Teşekkür ederim sana; tehlikeli sularda dolaşırken yelkenine sevgilerini üfleyen kadınları ve erkekleri sevdin. Erkekleri biraz daha fazla sevdiğini belli etmekte hiçbir sakınca görmedin. Sonuçta iki cins tarafından da delice sevilmek gibi, bu topraklarda çok nadir rastlanan bir konuma eriştin. Bunun mümkün olduğunu gösterdin bize.
Ne zaman geçici bir emniyete ulaşsan, her şair gibi özgürlüğü seçtin. Turgut Uyar'ın yenilik amacıyla kendi şiirini her fırsatta riske etmesi gibi, sen de ustalığını riske etmekten kaçınmadın. Hem de sokağa çıkmanın bile başlı başına risk olduğu bir ülkede.

Sevişirken de savaşırken de

Başkaldıranları sevdiğin için de sana teşekkür ederim: Cesaretin bazen en iyi yol arkadaşı olduğunu bu korkular ülkesinde bazen sayende anladık. Gazi Mahallesi'nde dövülen delikanlı da, asker yolu gözleyen anne de, yavuklusu dağa çıkmış genç kız da en dertli anında yanında şarkılarını buldu.
Yani sevişirken de dinledik seni, savaşırken de...
"Hakiki bir sanat eseri ideolojilerden oluşan zırhımızı delip geçer ve doğuştan gelen, bilinçle ilgisi olmayan o en gerçek yanımıza dokunur. Dünya görüşlerimiz farklı da olsa, bu sayede aramızda bir yürek dayanışması doğar" diyen Joseph Conrad'ı haklı çıkardın.

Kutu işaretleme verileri

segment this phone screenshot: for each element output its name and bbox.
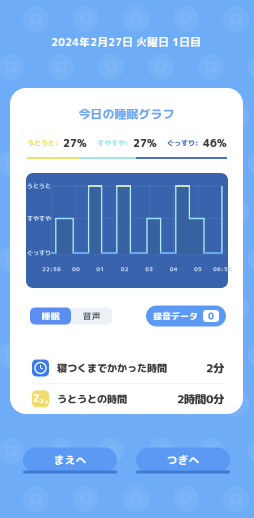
staticText: つぎへ [166,453,200,468]
staticText: 46% [203,136,227,150]
staticText: ぐっすり: [167,138,198,148]
button[interactable]: 音声 [71,308,112,324]
staticText: Z [33,391,40,406]
staticText: 2024年2月27日 火曜日 1日目 [51,35,201,50]
button[interactable]: 睡眠 [30,308,71,324]
staticText: 27% [133,136,157,150]
staticText: 音声 [82,310,100,322]
staticText: うとうとの時間 [57,392,127,406]
staticText: z [40,395,45,406]
staticText: 2分 [206,360,224,376]
staticText: 今日の睡眠グラフ [78,106,174,122]
button[interactable]: まえへ [23,448,117,472]
staticText: うとうと: [27,138,58,148]
staticText: まえへ [54,453,86,468]
staticText: 睡眠 [42,310,60,322]
staticText: 寝つくまでかかった時間 [57,361,167,375]
staticText: z [45,397,48,406]
staticText: 0 [208,310,214,322]
button[interactable]: Z [32,384,224,414]
button[interactable]: 録音データ [146,306,226,326]
button[interactable]: つぎへ [136,448,230,472]
staticText: 27% [63,136,87,150]
staticText: 03 [145,265,153,273]
staticText: 02 [121,265,129,273]
staticText: うとうと [27,182,51,190]
staticText: 01 [96,265,104,273]
button[interactable]: 寝つくまでかかった時間 [32,353,224,383]
staticText: すやすや: [97,138,128,148]
staticText: 00 [72,265,80,273]
staticText: 2時間0分 [177,391,224,407]
staticText: 05 [194,265,202,273]
staticText: 04 [170,265,178,273]
staticText: 06:58 [213,265,232,273]
staticText: ぐっすり [27,249,51,257]
staticText: すやすや [27,214,51,223]
staticText: 22:58 [42,265,61,273]
staticText: 録音データ [153,310,198,322]
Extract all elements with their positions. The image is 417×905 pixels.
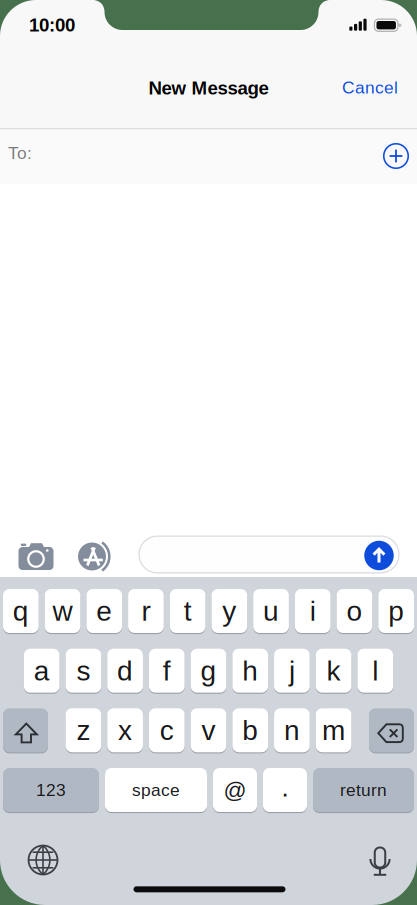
staticText: w: [53, 596, 73, 626]
staticText: q: [13, 596, 29, 626]
staticText: j: [289, 656, 295, 686]
staticText: z: [76, 715, 90, 746]
button[interactable]: space: [105, 768, 207, 812]
staticText: m: [322, 715, 345, 746]
button[interactable]: t: [170, 589, 206, 633]
button[interactable]: Add Contact: [379, 139, 413, 173]
button[interactable]: Delete: [369, 708, 414, 752]
button[interactable]: Apps: [72, 538, 116, 574]
staticText: space: [132, 781, 180, 800]
staticText: 123: [36, 781, 66, 800]
staticText: New Message: [148, 78, 268, 98]
button[interactable]: i: [295, 589, 331, 633]
button[interactable]: z: [66, 708, 101, 752]
staticText: c: [160, 715, 174, 746]
button[interactable]: f: [149, 649, 185, 693]
button[interactable]: Send: [364, 541, 394, 570]
button[interactable]: b: [232, 708, 268, 752]
button[interactable]: return: [313, 768, 414, 812]
button[interactable]: Cancel: [325, 68, 415, 108]
staticText: @: [224, 778, 246, 802]
button[interactable]: n: [274, 708, 310, 752]
button[interactable]: j: [274, 649, 310, 693]
button[interactable]: x: [107, 708, 143, 752]
staticText: y: [222, 596, 236, 626]
button[interactable]: m: [316, 708, 352, 752]
button[interactable]: s: [66, 649, 101, 693]
staticText: n: [284, 715, 300, 746]
staticText: h: [242, 656, 258, 686]
button[interactable]: Camera: [14, 538, 58, 574]
button[interactable]: .: [263, 768, 307, 812]
staticText: p: [388, 596, 404, 626]
staticText: l: [372, 656, 378, 686]
button[interactable]: c: [149, 708, 185, 752]
staticText: e: [96, 596, 112, 626]
button[interactable]: a: [24, 649, 60, 693]
staticText: s: [76, 656, 90, 686]
staticText: k: [327, 656, 341, 686]
staticText: return: [340, 781, 387, 800]
button[interactable]: k: [316, 649, 352, 693]
button[interactable]: w: [45, 589, 80, 633]
staticText: x: [118, 715, 132, 746]
button[interactable]: u: [253, 589, 289, 633]
staticText: o: [346, 596, 362, 626]
staticText: b: [242, 715, 258, 746]
staticText: t: [184, 596, 192, 626]
button[interactable]: e: [86, 589, 122, 633]
staticText: u: [263, 596, 279, 626]
button[interactable]: o: [337, 589, 372, 633]
staticText: v: [202, 715, 216, 746]
staticText: d: [117, 656, 133, 686]
staticText: r: [142, 596, 150, 626]
staticText: .: [282, 780, 288, 800]
staticText: g: [200, 656, 216, 686]
staticText: Cancel: [342, 78, 398, 97]
staticText: 10:00: [29, 15, 75, 35]
button[interactable]: d: [107, 649, 143, 693]
button[interactable]: 123: [3, 768, 99, 812]
staticText: i: [310, 596, 316, 626]
button[interactable]: Next Keyboard: [23, 840, 63, 880]
button[interactable]: v: [191, 708, 226, 752]
button[interactable]: p: [378, 589, 414, 633]
button[interactable]: Dictation: [360, 840, 400, 880]
staticText: a: [34, 656, 50, 686]
button[interactable]: l: [358, 649, 393, 693]
staticText: f: [163, 656, 171, 686]
button[interactable]: y: [212, 589, 247, 633]
button[interactable]: r: [128, 589, 164, 633]
button[interactable]: Shift: [3, 708, 48, 752]
staticText: To:: [8, 144, 32, 162]
button[interactable]: q: [3, 589, 39, 633]
button[interactable]: @: [213, 768, 257, 812]
button[interactable]: g: [191, 649, 226, 693]
button[interactable]: h: [232, 649, 268, 693]
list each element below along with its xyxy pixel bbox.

Yapılacak İşler
1/ Sayfa metnine göre şu soruları yanıtlayın:
(a) Hitap edilen kişi hangi cinsi biraz daha fazla sevdiğini belli etmekte sakınca görmemiştir?
(b) Yenilik amacıyla kendi şiirini her fırsatta riske ettiği söylenen şair kimdir?
(c) Dövülen delikanlı hangi mahallede dövülmüştür?
2/ Sayfa metninin "Sevişirken de savaşırken" sözlerini içeren yerle açılıp "Conrad'ı haklı çıkardın." sözleriyle kapanan bölümünü hiç değiştirmeden yazdırın.
Görevleri yapmak için bu öğelere ihtiyaç yoktur.

Alıştırma Çözümleri
1/
(a) Erkekleri.
(b) Turgut Uyar.
(c) Gazi Mahallesi'nde.

2/
Sevişirken de savaşırken de

Başkaldıranları sevdiğin için de sana teşekkür ederim: Cesaretin bazen en iyi yol arkadaşı olduğunu bu korkular ülkesinde bazen sayende anladık. Gazi Mahallesi'nde dövülen delikanlı da, asker yolu gözleyen anne de, yavuklusu dağa çıkmış genç kız da en dertli anında yanında şarkılarını buldu.
Yani sevişirken de dinledik seni, savaşırken de...
"Hakiki bir sanat eseri ideolojilerden oluşan zırhımızı delip geçer ve doğuştan gelen, bilinçle ilgisi olmayan o en gerçek yanımıza dokunur. Dünya görüşlerimiz farklı da olsa, bu sayede aramızda bir yürek dayanışması doğar" diyen Joseph Conrad'ı haklı çıkardın.